TASK BRIEF → Among the records below, find each line that includes the string "JSON" and copy it.

(A block of data)
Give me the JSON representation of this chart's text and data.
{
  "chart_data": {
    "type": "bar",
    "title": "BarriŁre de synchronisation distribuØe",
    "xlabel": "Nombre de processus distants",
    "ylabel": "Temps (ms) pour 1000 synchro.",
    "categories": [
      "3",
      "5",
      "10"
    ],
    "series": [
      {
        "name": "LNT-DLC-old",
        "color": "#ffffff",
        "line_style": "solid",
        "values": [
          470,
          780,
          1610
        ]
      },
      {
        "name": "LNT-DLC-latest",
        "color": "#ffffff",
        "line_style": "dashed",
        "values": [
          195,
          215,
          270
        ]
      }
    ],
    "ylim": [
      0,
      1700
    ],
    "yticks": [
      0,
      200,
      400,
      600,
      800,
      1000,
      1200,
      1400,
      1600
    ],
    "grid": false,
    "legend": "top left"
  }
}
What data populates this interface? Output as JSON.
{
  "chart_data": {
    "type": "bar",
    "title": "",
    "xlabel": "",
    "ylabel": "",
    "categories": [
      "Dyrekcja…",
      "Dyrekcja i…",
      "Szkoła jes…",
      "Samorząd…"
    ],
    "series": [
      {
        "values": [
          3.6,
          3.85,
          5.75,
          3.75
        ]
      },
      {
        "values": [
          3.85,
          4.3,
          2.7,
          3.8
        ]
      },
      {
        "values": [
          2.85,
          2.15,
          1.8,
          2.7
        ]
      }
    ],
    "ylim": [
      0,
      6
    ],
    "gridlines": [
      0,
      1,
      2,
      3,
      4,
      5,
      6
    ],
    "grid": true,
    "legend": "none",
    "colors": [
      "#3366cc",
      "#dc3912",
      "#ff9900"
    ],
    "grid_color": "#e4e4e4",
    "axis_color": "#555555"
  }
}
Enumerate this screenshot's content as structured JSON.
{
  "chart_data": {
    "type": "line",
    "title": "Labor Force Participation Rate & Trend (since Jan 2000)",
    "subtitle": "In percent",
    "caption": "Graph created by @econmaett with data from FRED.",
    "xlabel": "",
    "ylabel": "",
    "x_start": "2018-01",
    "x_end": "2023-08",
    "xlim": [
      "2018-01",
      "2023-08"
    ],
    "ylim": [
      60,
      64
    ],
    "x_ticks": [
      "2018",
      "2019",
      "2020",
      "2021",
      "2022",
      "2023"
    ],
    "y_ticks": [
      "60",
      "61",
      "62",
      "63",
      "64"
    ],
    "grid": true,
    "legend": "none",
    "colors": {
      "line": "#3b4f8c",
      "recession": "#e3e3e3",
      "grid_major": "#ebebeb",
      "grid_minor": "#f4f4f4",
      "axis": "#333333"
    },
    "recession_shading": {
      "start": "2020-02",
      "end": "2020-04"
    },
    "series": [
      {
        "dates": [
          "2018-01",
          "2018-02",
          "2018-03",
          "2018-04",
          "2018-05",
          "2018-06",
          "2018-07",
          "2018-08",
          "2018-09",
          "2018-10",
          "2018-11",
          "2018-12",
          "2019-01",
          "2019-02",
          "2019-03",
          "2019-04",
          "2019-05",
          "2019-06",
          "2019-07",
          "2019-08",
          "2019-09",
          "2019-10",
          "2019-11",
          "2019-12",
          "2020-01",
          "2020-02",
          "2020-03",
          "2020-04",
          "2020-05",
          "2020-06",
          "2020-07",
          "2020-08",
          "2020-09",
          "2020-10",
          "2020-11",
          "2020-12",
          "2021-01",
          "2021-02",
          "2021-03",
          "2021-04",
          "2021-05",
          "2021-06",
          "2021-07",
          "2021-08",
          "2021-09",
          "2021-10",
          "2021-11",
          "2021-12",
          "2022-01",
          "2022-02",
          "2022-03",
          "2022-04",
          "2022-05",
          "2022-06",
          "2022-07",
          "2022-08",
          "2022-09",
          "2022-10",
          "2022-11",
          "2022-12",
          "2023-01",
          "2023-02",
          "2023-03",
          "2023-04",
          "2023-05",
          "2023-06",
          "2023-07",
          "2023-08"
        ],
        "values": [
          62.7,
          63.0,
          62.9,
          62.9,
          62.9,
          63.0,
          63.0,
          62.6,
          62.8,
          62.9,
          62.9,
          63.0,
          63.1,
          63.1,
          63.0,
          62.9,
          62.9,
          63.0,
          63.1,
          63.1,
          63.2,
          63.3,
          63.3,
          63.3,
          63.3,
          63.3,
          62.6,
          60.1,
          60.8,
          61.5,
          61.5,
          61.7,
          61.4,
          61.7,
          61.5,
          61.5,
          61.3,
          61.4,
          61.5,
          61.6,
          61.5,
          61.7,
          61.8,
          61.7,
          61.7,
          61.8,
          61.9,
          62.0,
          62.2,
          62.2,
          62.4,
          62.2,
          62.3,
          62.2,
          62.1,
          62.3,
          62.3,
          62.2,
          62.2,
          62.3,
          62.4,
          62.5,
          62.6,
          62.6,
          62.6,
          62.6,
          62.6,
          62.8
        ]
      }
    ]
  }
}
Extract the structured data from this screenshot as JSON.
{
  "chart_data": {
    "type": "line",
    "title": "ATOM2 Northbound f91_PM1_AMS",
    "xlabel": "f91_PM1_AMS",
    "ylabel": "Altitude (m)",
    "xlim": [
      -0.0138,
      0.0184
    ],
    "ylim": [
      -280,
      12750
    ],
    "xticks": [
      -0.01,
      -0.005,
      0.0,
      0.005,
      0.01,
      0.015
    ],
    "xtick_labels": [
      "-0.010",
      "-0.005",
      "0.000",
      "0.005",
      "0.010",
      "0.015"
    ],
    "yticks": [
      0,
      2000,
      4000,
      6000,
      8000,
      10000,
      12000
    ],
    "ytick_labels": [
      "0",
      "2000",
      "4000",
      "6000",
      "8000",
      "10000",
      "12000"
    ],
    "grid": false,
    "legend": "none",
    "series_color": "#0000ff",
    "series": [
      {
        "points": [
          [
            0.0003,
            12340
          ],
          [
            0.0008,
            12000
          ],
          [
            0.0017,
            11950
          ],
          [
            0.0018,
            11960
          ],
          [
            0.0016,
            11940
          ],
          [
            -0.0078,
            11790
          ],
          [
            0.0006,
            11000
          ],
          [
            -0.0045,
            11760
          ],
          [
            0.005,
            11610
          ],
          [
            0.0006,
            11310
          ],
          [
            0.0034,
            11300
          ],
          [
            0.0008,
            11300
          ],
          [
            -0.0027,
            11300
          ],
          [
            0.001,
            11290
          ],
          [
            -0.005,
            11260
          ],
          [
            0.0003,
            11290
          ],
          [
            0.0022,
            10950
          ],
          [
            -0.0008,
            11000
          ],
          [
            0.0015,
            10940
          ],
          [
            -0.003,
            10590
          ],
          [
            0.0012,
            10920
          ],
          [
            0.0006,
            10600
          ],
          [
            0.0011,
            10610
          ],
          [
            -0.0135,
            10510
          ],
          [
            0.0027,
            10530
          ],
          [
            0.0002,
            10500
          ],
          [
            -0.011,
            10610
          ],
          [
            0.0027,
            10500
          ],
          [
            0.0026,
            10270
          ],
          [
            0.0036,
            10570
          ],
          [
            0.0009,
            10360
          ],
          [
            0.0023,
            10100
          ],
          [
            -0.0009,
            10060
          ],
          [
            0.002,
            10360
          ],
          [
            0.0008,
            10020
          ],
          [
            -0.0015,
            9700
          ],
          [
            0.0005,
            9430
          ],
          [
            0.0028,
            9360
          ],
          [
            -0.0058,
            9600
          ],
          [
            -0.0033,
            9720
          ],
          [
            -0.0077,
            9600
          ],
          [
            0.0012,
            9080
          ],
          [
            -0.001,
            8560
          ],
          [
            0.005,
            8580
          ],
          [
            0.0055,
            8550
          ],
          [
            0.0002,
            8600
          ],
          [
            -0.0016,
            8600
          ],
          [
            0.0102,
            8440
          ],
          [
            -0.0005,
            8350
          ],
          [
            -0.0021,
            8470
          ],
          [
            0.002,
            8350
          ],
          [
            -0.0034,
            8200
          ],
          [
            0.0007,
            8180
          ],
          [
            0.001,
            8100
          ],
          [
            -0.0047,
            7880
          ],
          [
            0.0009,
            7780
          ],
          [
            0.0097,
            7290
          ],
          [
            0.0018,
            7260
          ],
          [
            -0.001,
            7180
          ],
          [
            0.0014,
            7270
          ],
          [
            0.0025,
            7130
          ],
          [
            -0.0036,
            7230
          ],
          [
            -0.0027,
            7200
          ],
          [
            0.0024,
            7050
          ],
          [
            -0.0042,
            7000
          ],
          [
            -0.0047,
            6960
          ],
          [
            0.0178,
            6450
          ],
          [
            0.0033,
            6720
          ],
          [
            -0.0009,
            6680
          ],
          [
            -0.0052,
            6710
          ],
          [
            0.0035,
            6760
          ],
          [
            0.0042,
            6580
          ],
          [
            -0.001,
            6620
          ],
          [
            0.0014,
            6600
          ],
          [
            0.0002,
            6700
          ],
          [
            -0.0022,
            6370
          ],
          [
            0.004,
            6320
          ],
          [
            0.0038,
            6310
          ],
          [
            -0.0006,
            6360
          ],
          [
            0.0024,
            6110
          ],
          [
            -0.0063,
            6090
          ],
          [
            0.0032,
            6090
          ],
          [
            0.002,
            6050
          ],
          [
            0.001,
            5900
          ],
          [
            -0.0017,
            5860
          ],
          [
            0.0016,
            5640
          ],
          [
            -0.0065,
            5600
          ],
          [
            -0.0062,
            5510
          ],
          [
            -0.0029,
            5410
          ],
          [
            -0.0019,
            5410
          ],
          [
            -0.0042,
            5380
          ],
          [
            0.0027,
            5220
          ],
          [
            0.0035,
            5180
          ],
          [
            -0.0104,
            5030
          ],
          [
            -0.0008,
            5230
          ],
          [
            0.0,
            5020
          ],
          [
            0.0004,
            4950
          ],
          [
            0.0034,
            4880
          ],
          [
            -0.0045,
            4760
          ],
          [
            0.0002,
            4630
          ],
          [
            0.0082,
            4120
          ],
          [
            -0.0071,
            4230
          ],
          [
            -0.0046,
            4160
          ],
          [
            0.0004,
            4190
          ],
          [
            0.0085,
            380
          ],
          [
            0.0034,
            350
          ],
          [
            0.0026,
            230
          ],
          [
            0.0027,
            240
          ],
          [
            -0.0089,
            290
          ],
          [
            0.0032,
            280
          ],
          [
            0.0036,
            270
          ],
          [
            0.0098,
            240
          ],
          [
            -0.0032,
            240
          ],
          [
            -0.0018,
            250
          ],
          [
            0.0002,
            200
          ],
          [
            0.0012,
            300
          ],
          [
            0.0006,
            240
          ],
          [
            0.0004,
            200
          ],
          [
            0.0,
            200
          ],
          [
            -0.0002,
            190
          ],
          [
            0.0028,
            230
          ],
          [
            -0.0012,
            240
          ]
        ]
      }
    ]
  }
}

RESPONSE →
Give me the JSON representation of this chart's text and data.
What data populates this interface? Output as JSON.
Enumerate this screenshot's content as structured JSON.
Extract the structured data from this screenshot as JSON.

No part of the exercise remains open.